What is asked >> All records should be reproduced verbatim.

Collection entries:

----------------------------------------

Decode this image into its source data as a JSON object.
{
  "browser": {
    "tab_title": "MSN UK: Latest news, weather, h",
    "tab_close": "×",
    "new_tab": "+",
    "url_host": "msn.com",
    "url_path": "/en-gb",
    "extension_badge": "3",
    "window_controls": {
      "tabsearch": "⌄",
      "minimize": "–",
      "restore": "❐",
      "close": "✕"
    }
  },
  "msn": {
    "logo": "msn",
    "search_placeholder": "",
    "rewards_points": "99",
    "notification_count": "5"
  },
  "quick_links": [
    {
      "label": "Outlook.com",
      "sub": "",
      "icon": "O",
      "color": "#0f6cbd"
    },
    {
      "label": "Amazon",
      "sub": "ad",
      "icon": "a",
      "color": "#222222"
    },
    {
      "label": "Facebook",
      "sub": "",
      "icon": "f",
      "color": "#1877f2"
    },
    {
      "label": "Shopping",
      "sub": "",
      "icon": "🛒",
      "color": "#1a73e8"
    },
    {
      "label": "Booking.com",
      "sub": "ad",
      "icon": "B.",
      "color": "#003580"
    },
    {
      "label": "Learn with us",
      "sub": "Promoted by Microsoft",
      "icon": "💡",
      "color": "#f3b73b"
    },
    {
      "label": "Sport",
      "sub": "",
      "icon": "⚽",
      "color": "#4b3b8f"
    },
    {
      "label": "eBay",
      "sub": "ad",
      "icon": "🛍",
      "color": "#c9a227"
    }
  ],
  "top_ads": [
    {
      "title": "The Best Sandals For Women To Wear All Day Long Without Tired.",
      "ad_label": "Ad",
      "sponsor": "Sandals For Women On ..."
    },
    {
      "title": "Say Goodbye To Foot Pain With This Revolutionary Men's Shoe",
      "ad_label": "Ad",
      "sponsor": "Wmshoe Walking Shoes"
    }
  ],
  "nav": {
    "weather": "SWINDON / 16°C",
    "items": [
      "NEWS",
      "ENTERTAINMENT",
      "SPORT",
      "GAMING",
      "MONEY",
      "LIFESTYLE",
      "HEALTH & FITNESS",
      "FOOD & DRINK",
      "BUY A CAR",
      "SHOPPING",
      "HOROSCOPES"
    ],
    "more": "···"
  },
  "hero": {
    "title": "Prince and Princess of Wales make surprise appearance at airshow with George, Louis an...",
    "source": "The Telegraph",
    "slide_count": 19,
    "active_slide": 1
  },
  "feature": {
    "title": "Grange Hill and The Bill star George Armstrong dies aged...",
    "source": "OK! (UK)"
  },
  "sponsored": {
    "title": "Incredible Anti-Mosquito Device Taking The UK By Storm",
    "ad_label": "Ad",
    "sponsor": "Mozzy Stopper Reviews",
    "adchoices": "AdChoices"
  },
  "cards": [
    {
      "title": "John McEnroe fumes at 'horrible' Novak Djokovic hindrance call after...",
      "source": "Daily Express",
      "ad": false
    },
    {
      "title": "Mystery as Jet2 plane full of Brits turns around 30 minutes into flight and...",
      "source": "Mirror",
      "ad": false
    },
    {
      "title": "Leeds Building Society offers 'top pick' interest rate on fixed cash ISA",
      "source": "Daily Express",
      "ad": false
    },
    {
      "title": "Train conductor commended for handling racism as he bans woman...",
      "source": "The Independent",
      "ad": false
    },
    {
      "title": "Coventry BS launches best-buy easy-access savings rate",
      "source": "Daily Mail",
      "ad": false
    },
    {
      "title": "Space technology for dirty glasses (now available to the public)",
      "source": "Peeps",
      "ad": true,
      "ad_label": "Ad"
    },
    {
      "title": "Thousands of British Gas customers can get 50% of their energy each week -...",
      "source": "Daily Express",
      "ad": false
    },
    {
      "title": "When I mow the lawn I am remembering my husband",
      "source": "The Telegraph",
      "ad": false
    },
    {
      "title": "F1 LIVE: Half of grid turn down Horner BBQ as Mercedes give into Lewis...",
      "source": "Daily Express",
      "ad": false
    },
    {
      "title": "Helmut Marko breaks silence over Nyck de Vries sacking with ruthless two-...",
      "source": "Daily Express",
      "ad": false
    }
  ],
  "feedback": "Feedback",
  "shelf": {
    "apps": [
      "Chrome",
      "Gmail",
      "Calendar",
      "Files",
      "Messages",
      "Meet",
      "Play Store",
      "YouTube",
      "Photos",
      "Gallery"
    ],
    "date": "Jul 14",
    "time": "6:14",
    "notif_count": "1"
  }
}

----------------------------------------

Reply >>
Decode this image into its source data as a JSON object.
{
  "browser": {
    "tab_title": "MSN UK: Latest news, weather, h",
    "tab_close": "×",
    "new_tab": "+",
    "url_host": "msn.com",
    "url_path": "/en-gb",
    "extension_badge": "3",
    "window_controls": {
      "tabsearch": "⌄",
      "minimize": "–",
      "restore": "❐",
      "close": "✕"
    }
  },
  "msn": {
    "logo": "msn",
    "search_placeholder": "",
    "rewards_points": "99",
    "notification_count": "5"
  },
  "quick_links": [
    {
      "label": "Outlook.com",
      "sub": "",
      "icon": "O",
      "color": "#0f6cbd"
    },
    {
      "label": "Amazon",
      "sub": "ad",
      "icon": "a",
      "color": "#222222"
    },
    {
      "label": "Facebook",
      "sub": "",
      "icon": "f",
      "color": "#1877f2"
    },
    {
      "label": "Shopping",
      "sub": "",
      "icon": "🛒",
      "color": "#1a73e8"
    },
    {
      "label": "Booking.com",
      "sub": "ad",
      "icon": "B.",
      "color": "#003580"
    },
    {
      "label": "Learn with us",
      "sub": "Promoted by Microsoft",
      "icon": "💡",
      "color": "#f3b73b"
    },
    {
      "label": "Sport",
      "sub": "",
      "icon": "⚽",
      "color": "#4b3b8f"
    },
    {
      "label": "eBay",
      "sub": "ad",
      "icon": "🛍",
      "color": "#c9a227"
    }
  ],
  "top_ads": [
    {
      "title": "The Best Sandals For Women To Wear All Day Long Without Tired.",
      "ad_label": "Ad",
      "sponsor": "Sandals For Women On ..."
    },
    {
      "title": "Say Goodbye To Foot Pain With This Revolutionary Men's Shoe",
      "ad_label": "Ad",
      "sponsor": "Wmshoe Walking Shoes"
    }
  ],
  "nav": {
    "weather": "SWINDON / 16°C",
    "items": [
      "NEWS",
      "ENTERTAINMENT",
      "SPORT",
      "GAMING",
      "MONEY",
      "LIFESTYLE",
      "HEALTH & FITNESS",
      "FOOD & DRINK",
      "BUY A CAR",
      "SHOPPING",
      "HOROSCOPES"
    ],
    "more": "···"
  },
  "hero": {
    "title": "Prince and Princess of Wales make surprise appearance at airshow with George, Louis an...",
    "source": "The Telegraph",
    "slide_count": 19,
    "active_slide": 1
  },
  "feature": {
    "title": "Grange Hill and The Bill star George Armstrong dies aged...",
    "source": "OK! (UK)"
  },
  "sponsored": {
    "title": "Incredible Anti-Mosquito Device Taking The UK By Storm",
    "ad_label": "Ad",
    "sponsor": "Mozzy Stopper Reviews",
    "adchoices": "AdChoices"
  },
  "cards": [
    {
      "title": "John McEnroe fumes at 'horrible' Novak Djokovic hindrance call after...",
      "source": "Daily Express",
      "ad": false
    },
    {
      "title": "Mystery as Jet2 plane full of Brits turns around 30 minutes into flight and...",
      "source": "Mirror",
      "ad": false
    },
    {
      "title": "Leeds Building Society offers 'top pick' interest rate on fixed cash ISA",
      "source": "Daily Express",
      "ad": false
    },
    {
      "title": "Train conductor commended for handling racism as he bans woman...",
      "source": "The Independent",
      "ad": false
    },
    {
      "title": "Coventry BS launches best-buy easy-access savings rate",
      "source": "Daily Mail",
      "ad": false
    },
    {
      "title": "Space technology for dirty glasses (now available to the public)",
      "source": "Peeps",
      "ad": true,
      "ad_label": "Ad"
    },
    {
      "title": "Thousands of British Gas customers can get 50% of their energy each week -...",
      "source": "Daily Express",
      "ad": false
    },
    {
      "title": "When I mow the lawn I am remembering my husband",
      "source": "The Telegraph",
      "ad": false
    },
    {
      "title": "F1 LIVE: Half of grid turn down Horner BBQ as Mercedes give into Lewis...",
      "source": "Daily Express",
      "ad": false
    },
    {
      "title": "Helmut Marko breaks silence over Nyck de Vries sacking with ruthless two-...",
      "source": "Daily Express",
      "ad": false
    }
  ],
  "feedback": "Feedback",
  "shelf": {
    "apps": [
      "Chrome",
      "Gmail",
      "Calendar",
      "Files",
      "Messages",
      "Meet",
      "Play Store",
      "YouTube",
      "Photos",
      "Gallery"
    ],
    "date": "Jul 14",
    "time": "6:14",
    "notif_count": "1"
  }
}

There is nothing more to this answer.